EXERCISE ▸
Identify and pull out each line of the entries in which "Number" occurs.

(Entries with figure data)
-- start --
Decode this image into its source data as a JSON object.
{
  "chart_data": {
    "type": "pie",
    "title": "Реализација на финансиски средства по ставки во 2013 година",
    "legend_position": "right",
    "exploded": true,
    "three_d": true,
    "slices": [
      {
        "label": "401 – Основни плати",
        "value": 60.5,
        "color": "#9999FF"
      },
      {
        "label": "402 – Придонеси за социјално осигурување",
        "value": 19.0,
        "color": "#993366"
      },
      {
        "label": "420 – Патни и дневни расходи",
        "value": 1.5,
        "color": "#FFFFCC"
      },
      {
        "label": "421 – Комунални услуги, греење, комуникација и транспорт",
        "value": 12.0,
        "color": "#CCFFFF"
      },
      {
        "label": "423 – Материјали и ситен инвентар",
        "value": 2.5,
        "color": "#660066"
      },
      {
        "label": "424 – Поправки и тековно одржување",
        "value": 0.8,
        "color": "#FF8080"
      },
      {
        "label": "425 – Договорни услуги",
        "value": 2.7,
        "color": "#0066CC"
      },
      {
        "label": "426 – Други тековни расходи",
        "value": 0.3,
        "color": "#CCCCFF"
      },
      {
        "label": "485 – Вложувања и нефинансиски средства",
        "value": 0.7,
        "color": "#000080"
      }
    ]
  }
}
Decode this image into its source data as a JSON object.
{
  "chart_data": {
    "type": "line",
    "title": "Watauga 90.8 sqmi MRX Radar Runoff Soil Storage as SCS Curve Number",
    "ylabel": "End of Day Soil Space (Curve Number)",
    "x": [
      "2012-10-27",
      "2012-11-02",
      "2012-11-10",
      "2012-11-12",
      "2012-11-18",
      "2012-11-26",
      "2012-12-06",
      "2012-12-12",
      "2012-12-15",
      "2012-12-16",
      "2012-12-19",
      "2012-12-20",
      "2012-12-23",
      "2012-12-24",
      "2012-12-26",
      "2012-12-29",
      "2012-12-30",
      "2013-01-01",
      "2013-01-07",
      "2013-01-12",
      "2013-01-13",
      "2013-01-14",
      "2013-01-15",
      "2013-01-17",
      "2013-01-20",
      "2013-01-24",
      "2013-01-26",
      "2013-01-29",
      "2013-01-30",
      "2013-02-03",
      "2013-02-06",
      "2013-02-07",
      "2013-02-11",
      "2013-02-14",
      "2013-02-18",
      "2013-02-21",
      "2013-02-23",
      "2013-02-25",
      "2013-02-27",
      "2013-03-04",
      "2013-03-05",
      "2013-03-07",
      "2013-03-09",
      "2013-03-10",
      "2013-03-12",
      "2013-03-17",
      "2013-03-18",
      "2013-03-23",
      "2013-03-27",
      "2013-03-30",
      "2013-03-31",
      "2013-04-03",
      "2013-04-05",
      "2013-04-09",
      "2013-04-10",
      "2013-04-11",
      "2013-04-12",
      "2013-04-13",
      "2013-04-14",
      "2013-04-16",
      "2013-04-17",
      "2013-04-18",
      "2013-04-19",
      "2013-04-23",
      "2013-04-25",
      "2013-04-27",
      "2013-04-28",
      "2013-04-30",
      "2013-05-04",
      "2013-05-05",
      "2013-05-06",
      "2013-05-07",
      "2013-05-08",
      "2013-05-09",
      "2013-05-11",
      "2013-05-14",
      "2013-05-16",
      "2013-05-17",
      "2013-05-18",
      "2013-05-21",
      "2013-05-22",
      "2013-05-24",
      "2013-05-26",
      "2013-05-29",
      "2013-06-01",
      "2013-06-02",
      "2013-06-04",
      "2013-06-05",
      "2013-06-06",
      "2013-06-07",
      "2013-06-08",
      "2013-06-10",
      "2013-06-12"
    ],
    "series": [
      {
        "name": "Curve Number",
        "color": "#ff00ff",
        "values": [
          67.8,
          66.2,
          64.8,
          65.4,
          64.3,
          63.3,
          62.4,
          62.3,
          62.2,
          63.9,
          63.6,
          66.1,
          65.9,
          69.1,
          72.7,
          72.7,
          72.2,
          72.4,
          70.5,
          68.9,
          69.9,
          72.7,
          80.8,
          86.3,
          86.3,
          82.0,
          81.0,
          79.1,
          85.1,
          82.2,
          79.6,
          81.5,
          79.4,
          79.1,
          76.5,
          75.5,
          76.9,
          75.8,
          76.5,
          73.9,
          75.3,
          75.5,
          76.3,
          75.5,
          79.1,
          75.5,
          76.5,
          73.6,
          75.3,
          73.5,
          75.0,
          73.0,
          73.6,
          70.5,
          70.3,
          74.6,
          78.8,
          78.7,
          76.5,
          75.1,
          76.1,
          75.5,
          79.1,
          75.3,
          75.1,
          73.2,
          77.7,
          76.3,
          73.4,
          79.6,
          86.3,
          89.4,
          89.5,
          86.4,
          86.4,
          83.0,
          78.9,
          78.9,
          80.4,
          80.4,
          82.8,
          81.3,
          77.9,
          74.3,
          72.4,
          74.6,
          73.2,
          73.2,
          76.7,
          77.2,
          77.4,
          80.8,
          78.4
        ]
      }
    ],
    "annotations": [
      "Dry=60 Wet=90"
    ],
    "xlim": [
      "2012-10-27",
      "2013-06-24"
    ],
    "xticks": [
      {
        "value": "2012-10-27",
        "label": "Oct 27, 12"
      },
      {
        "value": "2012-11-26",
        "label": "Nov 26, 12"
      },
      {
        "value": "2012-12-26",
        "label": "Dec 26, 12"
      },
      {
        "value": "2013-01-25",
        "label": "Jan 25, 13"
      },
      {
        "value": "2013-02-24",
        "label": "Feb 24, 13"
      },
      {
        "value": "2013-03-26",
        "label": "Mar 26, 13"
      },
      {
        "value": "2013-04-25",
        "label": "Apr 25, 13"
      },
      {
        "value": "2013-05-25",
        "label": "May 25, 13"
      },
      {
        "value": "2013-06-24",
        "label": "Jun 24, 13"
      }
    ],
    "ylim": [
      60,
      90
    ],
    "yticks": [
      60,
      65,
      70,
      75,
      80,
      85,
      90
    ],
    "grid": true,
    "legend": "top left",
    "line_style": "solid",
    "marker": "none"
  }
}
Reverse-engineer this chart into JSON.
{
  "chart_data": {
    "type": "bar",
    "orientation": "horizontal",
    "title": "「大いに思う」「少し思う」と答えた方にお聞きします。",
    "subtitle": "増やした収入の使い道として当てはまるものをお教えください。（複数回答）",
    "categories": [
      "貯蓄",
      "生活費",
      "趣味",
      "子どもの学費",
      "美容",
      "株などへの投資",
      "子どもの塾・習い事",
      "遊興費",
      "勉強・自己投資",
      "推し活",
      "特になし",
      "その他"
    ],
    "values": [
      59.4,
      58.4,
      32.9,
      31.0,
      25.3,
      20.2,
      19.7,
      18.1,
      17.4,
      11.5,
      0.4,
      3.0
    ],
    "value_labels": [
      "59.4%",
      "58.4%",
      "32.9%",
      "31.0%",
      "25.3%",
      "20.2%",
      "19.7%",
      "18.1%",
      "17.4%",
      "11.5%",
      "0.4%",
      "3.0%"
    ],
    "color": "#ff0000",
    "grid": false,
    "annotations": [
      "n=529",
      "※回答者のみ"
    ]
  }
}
-- end --
THE SOLUTION ▸
    "title": "Watauga 90.8 sqmi MRX Radar Runoff Soil Storage as SCS Curve Number",
    "ylabel": "End of Day Soil Space (Curve Number)",
        "name": "Curve Number",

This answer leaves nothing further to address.